■ What to do: Render every entry exactly as it appears.

■ Task material:
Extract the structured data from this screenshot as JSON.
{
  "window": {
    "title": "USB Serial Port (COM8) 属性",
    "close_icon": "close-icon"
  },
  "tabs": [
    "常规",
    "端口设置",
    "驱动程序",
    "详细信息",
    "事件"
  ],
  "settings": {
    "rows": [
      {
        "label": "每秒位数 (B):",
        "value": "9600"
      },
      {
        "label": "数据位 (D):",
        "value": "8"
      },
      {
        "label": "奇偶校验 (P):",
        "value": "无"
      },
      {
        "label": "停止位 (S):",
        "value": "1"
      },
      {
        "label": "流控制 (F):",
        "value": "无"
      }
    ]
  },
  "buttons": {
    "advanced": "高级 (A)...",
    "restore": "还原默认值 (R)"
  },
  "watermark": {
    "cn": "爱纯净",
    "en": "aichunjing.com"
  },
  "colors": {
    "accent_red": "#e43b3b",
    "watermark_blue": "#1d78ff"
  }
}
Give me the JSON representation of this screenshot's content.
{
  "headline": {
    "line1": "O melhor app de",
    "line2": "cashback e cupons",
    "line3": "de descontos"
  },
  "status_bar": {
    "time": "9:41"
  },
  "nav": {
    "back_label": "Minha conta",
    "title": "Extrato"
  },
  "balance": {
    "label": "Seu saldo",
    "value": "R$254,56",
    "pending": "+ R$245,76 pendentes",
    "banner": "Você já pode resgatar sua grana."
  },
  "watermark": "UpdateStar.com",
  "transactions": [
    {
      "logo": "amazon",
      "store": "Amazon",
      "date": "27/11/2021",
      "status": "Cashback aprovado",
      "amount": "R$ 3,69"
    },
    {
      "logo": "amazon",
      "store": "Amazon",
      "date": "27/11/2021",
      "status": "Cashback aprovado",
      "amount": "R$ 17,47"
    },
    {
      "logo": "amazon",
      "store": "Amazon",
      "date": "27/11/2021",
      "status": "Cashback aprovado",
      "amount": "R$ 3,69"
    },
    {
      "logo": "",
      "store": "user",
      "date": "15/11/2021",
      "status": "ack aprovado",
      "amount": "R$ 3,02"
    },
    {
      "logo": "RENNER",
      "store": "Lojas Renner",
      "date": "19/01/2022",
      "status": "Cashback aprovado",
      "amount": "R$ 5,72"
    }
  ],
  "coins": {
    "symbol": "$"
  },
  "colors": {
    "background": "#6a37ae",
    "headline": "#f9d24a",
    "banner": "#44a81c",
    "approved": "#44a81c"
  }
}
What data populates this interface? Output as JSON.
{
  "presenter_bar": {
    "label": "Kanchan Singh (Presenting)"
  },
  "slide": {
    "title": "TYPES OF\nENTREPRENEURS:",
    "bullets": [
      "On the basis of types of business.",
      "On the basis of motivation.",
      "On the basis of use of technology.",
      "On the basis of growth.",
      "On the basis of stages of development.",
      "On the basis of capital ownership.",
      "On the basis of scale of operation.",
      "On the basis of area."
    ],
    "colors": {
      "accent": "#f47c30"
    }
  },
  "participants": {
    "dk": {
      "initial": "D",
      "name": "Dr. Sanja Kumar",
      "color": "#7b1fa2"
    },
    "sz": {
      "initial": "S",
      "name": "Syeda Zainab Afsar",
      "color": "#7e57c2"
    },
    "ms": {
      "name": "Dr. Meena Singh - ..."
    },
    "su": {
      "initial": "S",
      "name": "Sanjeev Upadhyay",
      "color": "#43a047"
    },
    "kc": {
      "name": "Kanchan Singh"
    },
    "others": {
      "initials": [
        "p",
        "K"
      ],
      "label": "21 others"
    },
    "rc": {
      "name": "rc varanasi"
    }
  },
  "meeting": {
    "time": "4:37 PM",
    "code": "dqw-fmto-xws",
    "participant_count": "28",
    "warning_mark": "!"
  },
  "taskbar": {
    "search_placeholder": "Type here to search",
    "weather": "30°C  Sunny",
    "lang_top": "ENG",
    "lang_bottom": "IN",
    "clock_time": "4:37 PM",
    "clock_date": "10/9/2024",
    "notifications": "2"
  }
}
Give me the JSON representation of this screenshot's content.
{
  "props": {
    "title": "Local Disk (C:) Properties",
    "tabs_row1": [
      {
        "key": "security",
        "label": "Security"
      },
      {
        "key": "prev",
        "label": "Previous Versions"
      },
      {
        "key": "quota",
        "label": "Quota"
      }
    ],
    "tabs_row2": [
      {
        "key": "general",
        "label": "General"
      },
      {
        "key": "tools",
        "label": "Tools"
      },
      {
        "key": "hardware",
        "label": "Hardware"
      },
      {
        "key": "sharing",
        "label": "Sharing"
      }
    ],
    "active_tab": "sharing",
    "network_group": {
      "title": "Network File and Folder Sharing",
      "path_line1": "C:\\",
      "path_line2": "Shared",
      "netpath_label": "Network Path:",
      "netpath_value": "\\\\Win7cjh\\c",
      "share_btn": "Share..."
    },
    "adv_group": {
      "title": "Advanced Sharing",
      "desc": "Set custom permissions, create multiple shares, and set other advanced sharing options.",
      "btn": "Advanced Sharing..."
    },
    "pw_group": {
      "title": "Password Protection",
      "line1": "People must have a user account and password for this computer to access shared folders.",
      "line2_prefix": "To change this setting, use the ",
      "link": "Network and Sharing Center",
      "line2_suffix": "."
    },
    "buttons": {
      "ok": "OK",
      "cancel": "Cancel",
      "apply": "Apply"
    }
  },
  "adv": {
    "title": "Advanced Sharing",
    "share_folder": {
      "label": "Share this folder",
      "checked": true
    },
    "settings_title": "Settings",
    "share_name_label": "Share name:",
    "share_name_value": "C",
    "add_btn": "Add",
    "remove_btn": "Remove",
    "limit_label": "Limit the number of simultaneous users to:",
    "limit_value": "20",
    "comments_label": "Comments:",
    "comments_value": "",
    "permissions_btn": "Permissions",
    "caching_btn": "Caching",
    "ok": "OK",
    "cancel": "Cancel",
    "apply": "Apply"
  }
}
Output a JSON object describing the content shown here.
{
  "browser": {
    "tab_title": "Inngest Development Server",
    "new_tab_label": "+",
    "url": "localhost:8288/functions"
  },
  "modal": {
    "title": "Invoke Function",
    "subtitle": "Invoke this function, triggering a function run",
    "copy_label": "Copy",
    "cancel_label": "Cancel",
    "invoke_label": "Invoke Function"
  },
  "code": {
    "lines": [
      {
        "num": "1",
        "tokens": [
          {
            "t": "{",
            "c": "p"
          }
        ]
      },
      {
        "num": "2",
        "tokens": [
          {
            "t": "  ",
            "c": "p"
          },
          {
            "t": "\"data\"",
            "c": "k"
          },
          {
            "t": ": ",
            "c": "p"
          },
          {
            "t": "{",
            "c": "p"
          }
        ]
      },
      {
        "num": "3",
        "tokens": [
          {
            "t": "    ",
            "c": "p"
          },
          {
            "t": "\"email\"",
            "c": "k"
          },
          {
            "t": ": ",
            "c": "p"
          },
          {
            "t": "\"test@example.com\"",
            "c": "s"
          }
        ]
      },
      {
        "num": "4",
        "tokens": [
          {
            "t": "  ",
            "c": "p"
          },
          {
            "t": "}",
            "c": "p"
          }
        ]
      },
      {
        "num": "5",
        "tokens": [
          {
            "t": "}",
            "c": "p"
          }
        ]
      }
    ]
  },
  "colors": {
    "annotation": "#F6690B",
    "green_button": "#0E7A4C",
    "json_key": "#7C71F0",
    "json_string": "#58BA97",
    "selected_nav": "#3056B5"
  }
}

■ Completed task:
Extract the structured data from this screenshot as JSON.
{
  "window": {
    "title": "USB Serial Port (COM8) 属性",
    "close_icon": "close-icon"
  },
  "tabs": [
    "常规",
    "端口设置",
    "驱动程序",
    "详细信息",
    "事件"
  ],
  "settings": {
    "rows": [
      {
        "label": "每秒位数 (B):",
        "value": "9600"
      },
      {
        "label": "数据位 (D):",
        "value": "8"
      },
      {
        "label": "奇偶校验 (P):",
        "value": "无"
      },
      {
        "label": "停止位 (S):",
        "value": "1"
      },
      {
        "label": "流控制 (F):",
        "value": "无"
      }
    ]
  },
  "buttons": {
    "advanced": "高级 (A)...",
    "restore": "还原默认值 (R)"
  },
  "watermark": {
    "cn": "爱纯净",
    "en": "aichunjing.com"
  },
  "colors": {
    "accent_red": "#e43b3b",
    "watermark_blue": "#1d78ff"
  }
}
Give me the JSON representation of this screenshot's content.
{
  "headline": {
    "line1": "O melhor app de",
    "line2": "cashback e cupons",
    "line3": "de descontos"
  },
  "status_bar": {
    "time": "9:41"
  },
  "nav": {
    "back_label": "Minha conta",
    "title": "Extrato"
  },
  "balance": {
    "label": "Seu saldo",
    "value": "R$254,56",
    "pending": "+ R$245,76 pendentes",
    "banner": "Você já pode resgatar sua grana."
  },
  "watermark": "UpdateStar.com",
  "transactions": [
    {
      "logo": "amazon",
      "store": "Amazon",
      "date": "27/11/2021",
      "status": "Cashback aprovado",
      "amount": "R$ 3,69"
    },
    {
      "logo": "amazon",
      "store": "Amazon",
      "date": "27/11/2021",
      "status": "Cashback aprovado",
      "amount": "R$ 17,47"
    },
    {
      "logo": "amazon",
      "store": "Amazon",
      "date": "27/11/2021",
      "status": "Cashback aprovado",
      "amount": "R$ 3,69"
    },
    {
      "logo": "",
      "store": "user",
      "date": "15/11/2021",
      "status": "ack aprovado",
      "amount": "R$ 3,02"
    },
    {
      "logo": "RENNER",
      "store": "Lojas Renner",
      "date": "19/01/2022",
      "status": "Cashback aprovado",
      "amount": "R$ 5,72"
    }
  ],
  "coins": {
    "symbol": "$"
  },
  "colors": {
    "background": "#6a37ae",
    "headline": "#f9d24a",
    "banner": "#44a81c",
    "approved": "#44a81c"
  }
}
What data populates this interface? Output as JSON.
{
  "presenter_bar": {
    "label": "Kanchan Singh (Presenting)"
  },
  "slide": {
    "title": "TYPES OF\nENTREPRENEURS:",
    "bullets": [
      "On the basis of types of business.",
      "On the basis of motivation.",
      "On the basis of use of technology.",
      "On the basis of growth.",
      "On the basis of stages of development.",
      "On the basis of capital ownership.",
      "On the basis of scale of operation.",
      "On the basis of area."
    ],
    "colors": {
      "accent": "#f47c30"
    }
  },
  "participants": {
    "dk": {
      "initial": "D",
      "name": "Dr. Sanja Kumar",
      "color": "#7b1fa2"
    },
    "sz": {
      "initial": "S",
      "name": "Syeda Zainab Afsar",
      "color": "#7e57c2"
    },
    "ms": {
      "name": "Dr. Meena Singh - ..."
    },
    "su": {
      "initial": "S",
      "name": "Sanjeev Upadhyay",
      "color": "#43a047"
    },
    "kc": {
      "name": "Kanchan Singh"
    },
    "others": {
      "initials": [
        "p",
        "K"
      ],
      "label": "21 others"
    },
    "rc": {
      "name": "rc varanasi"
    }
  },
  "meeting": {
    "time": "4:37 PM",
    "code": "dqw-fmto-xws",
    "participant_count": "28",
    "warning_mark": "!"
  },
  "taskbar": {
    "search_placeholder": "Type here to search",
    "weather": "30°C  Sunny",
    "lang_top": "ENG",
    "lang_bottom": "IN",
    "clock_time": "4:37 PM",
    "clock_date": "10/9/2024",
    "notifications": "2"
  }
}
Give me the JSON representation of this screenshot's content.
{
  "props": {
    "title": "Local Disk (C:) Properties",
    "tabs_row1": [
      {
        "key": "security",
        "label": "Security"
      },
      {
        "key": "prev",
        "label": "Previous Versions"
      },
      {
        "key": "quota",
        "label": "Quota"
      }
    ],
    "tabs_row2": [
      {
        "key": "general",
        "label": "General"
      },
      {
        "key": "tools",
        "label": "Tools"
      },
      {
        "key": "hardware",
        "label": "Hardware"
      },
      {
        "key": "sharing",
        "label": "Sharing"
      }
    ],
    "active_tab": "sharing",
    "network_group": {
      "title": "Network File and Folder Sharing",
      "path_line1": "C:\\",
      "path_line2": "Shared",
      "netpath_label": "Network Path:",
      "netpath_value": "\\\\Win7cjh\\c",
      "share_btn": "Share..."
    },
    "adv_group": {
      "title": "Advanced Sharing",
      "desc": "Set custom permissions, create multiple shares, and set other advanced sharing options.",
      "btn": "Advanced Sharing..."
    },
    "pw_group": {
      "title": "Password Protection",
      "line1": "People must have a user account and password for this computer to access shared folders.",
      "line2_prefix": "To change this setting, use the ",
      "link": "Network and Sharing Center",
      "line2_suffix": "."
    },
    "buttons": {
      "ok": "OK",
      "cancel": "Cancel",
      "apply": "Apply"
    }
  },
  "adv": {
    "title": "Advanced Sharing",
    "share_folder": {
      "label": "Share this folder",
      "checked": true
    },
    "settings_title": "Settings",
    "share_name_label": "Share name:",
    "share_name_value": "C",
    "add_btn": "Add",
    "remove_btn": "Remove",
    "limit_label": "Limit the number of simultaneous users to:",
    "limit_value": "20",
    "comments_label": "Comments:",
    "comments_value": "",
    "permissions_btn": "Permissions",
    "caching_btn": "Caching",
    "ok": "OK",
    "cancel": "Cancel",
    "apply": "Apply"
  }
}
Output a JSON object describing the content shown here.
{
  "browser": {
    "tab_title": "Inngest Development Server",
    "new_tab_label": "+",
    "url": "localhost:8288/functions"
  },
  "modal": {
    "title": "Invoke Function",
    "subtitle": "Invoke this function, triggering a function run",
    "copy_label": "Copy",
    "cancel_label": "Cancel",
    "invoke_label": "Invoke Function"
  },
  "code": {
    "lines": [
      {
        "num": "1",
        "tokens": [
          {
            "t": "{",
            "c": "p"
          }
        ]
      },
      {
        "num": "2",
        "tokens": [
          {
            "t": "  ",
            "c": "p"
          },
          {
            "t": "\"data\"",
            "c": "k"
          },
          {
            "t": ": ",
            "c": "p"
          },
          {
            "t": "{",
            "c": "p"
          }
        ]
      },
      {
        "num": "3",
        "tokens": [
          {
            "t": "    ",
            "c": "p"
          },
          {
            "t": "\"email\"",
            "c": "k"
          },
          {
            "t": ": ",
            "c": "p"
          },
          {
            "t": "\"test@example.com\"",
            "c": "s"
          }
        ]
      },
      {
        "num": "4",
        "tokens": [
          {
            "t": "  ",
            "c": "p"
          },
          {
            "t": "}",
            "c": "p"
          }
        ]
      },
      {
        "num": "5",
        "tokens": [
          {
            "t": "}",
            "c": "p"
          }
        ]
      }
    ]
  },
  "colors": {
    "annotation": "#F6690B",
    "green_button": "#0E7A4C",
    "json_key": "#7C71F0",
    "json_string": "#58BA97",
    "selected_nav": "#3056B5"
  }
}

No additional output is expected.